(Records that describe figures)
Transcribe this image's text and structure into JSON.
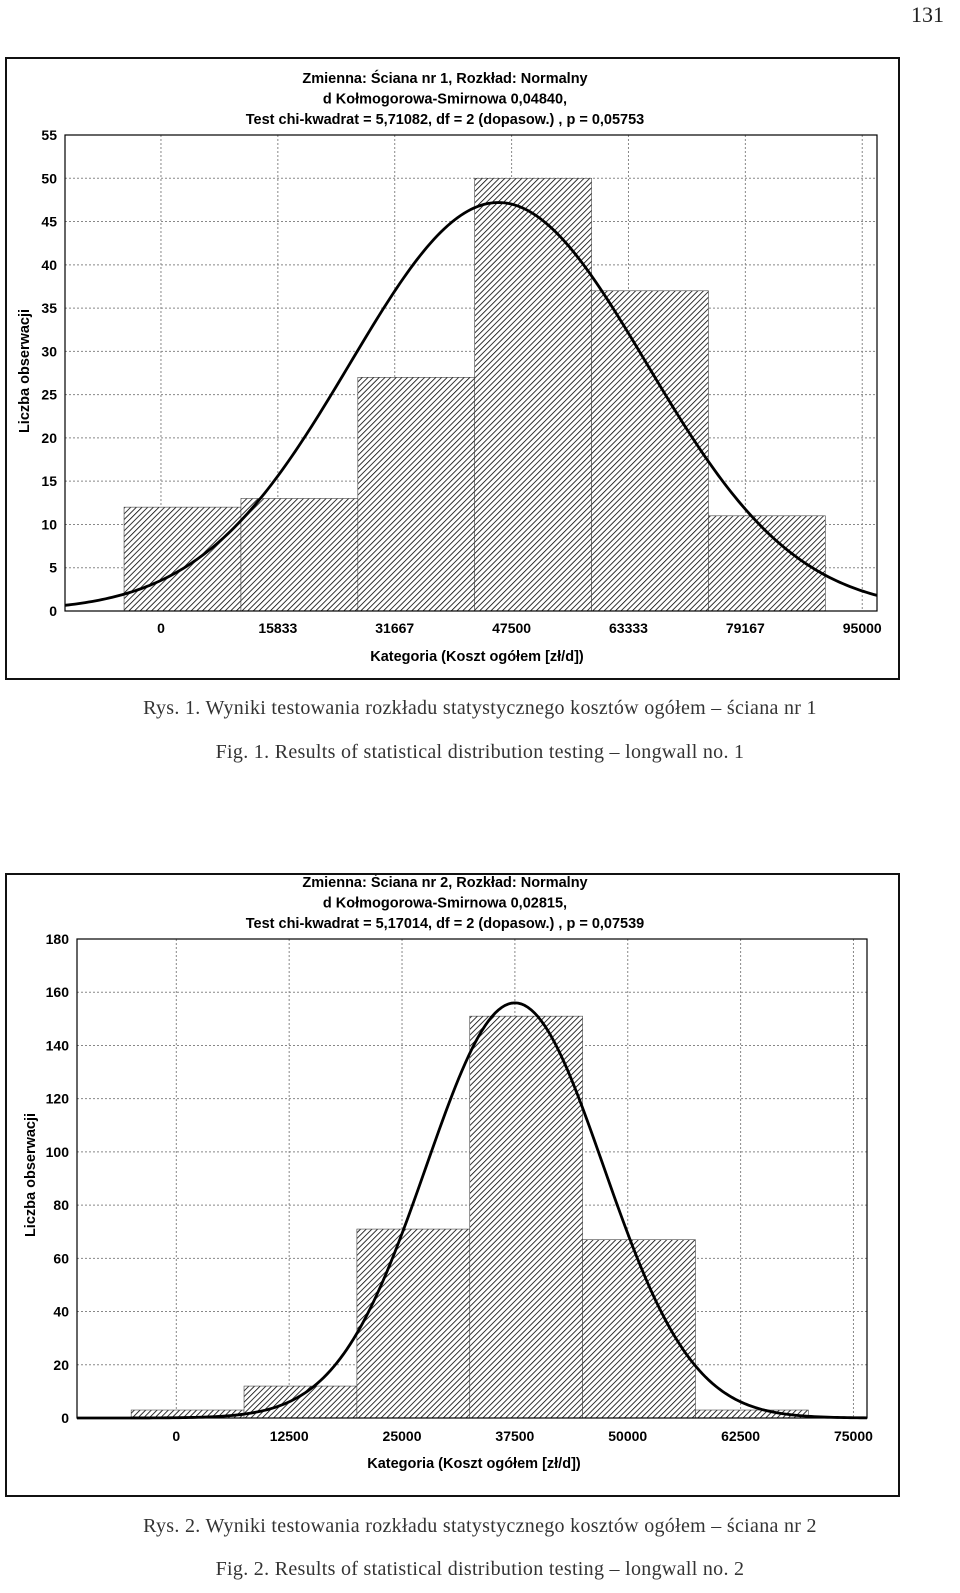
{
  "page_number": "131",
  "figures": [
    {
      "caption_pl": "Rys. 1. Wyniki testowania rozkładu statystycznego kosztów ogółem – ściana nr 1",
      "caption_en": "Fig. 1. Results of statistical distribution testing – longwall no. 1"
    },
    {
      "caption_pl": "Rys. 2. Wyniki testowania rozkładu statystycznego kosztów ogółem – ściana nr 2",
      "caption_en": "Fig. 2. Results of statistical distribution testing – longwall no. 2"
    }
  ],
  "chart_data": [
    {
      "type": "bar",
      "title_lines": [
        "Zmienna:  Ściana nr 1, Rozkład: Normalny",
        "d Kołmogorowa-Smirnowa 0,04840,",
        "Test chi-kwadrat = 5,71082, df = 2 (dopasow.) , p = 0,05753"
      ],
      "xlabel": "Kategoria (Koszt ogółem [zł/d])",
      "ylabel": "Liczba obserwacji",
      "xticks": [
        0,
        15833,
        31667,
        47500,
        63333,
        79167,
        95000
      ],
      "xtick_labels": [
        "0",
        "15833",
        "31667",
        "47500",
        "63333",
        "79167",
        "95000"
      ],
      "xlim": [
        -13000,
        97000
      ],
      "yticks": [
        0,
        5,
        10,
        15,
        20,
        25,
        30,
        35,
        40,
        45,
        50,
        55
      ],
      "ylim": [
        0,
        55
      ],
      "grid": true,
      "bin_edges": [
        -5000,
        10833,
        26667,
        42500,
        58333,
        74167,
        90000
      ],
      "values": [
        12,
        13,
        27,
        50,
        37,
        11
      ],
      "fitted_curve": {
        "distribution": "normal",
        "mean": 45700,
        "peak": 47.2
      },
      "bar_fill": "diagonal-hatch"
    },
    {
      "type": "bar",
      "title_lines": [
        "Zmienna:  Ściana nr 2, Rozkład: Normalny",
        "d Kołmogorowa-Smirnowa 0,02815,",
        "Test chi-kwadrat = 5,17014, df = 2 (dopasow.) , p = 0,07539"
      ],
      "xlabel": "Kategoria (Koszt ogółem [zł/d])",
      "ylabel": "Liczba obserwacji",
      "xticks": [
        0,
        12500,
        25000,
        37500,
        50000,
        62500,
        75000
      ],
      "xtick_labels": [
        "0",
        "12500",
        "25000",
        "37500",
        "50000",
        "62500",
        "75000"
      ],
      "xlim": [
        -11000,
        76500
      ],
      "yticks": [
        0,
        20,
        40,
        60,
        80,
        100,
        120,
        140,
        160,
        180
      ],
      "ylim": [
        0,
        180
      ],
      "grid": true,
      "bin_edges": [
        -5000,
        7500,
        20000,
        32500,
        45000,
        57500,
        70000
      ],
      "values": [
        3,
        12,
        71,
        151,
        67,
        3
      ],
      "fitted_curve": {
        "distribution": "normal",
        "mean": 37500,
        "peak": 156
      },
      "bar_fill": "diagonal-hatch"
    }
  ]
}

---

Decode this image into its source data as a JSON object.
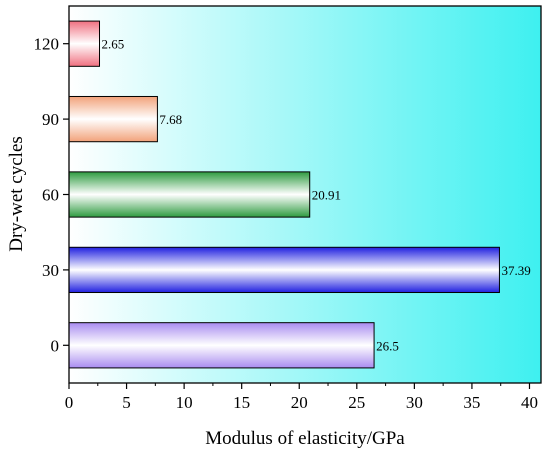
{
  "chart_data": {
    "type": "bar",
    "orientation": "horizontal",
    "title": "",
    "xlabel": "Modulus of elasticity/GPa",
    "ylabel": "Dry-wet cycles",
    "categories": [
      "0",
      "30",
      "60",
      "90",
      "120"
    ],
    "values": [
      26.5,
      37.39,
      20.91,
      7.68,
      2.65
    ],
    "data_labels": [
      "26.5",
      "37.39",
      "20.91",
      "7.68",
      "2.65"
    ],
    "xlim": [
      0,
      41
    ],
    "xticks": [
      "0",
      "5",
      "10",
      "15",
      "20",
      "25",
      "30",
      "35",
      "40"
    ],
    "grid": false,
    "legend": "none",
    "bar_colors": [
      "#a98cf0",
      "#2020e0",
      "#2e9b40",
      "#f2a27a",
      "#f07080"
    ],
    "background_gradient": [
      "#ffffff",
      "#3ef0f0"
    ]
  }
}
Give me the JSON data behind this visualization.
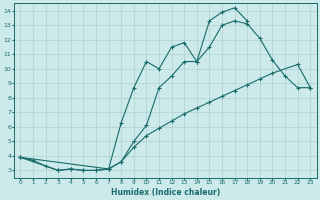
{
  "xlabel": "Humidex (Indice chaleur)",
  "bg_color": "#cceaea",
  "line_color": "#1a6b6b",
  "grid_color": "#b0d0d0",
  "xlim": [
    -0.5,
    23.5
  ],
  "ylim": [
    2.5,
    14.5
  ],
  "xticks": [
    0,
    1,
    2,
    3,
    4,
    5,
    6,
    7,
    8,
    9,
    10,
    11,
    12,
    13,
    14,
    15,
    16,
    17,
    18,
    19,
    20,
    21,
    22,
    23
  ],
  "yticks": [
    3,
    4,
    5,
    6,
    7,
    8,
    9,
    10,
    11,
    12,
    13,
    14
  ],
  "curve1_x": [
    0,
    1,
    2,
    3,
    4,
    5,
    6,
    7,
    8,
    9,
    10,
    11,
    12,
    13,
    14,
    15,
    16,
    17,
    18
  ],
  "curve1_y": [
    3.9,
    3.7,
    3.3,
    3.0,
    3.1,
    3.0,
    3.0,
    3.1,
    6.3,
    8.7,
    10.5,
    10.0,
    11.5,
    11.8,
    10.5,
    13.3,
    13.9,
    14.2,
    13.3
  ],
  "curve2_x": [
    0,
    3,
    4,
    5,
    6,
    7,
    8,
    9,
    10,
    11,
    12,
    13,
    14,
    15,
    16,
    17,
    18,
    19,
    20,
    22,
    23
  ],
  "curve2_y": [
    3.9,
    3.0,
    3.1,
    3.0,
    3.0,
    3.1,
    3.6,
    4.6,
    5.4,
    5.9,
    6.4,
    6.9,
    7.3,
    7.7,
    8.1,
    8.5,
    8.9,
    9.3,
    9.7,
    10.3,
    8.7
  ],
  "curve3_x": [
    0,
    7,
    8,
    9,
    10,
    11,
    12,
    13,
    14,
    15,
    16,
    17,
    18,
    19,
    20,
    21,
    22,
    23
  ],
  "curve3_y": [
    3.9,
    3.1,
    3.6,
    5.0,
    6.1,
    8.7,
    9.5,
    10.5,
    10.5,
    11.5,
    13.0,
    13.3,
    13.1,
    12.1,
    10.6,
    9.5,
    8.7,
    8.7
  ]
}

* **Goal of the exercise**:
Look through the entries above and report each line where the string "distribution" occurs.

* **Exercise answer**:
      "caption_en": "Fig. 1. Results of statistical distribution testing – longwall no. 1"
      "caption_en": "Fig. 2. Results of statistical distribution testing – longwall no. 2"
        "distribution": "normal",
        "distribution": "normal",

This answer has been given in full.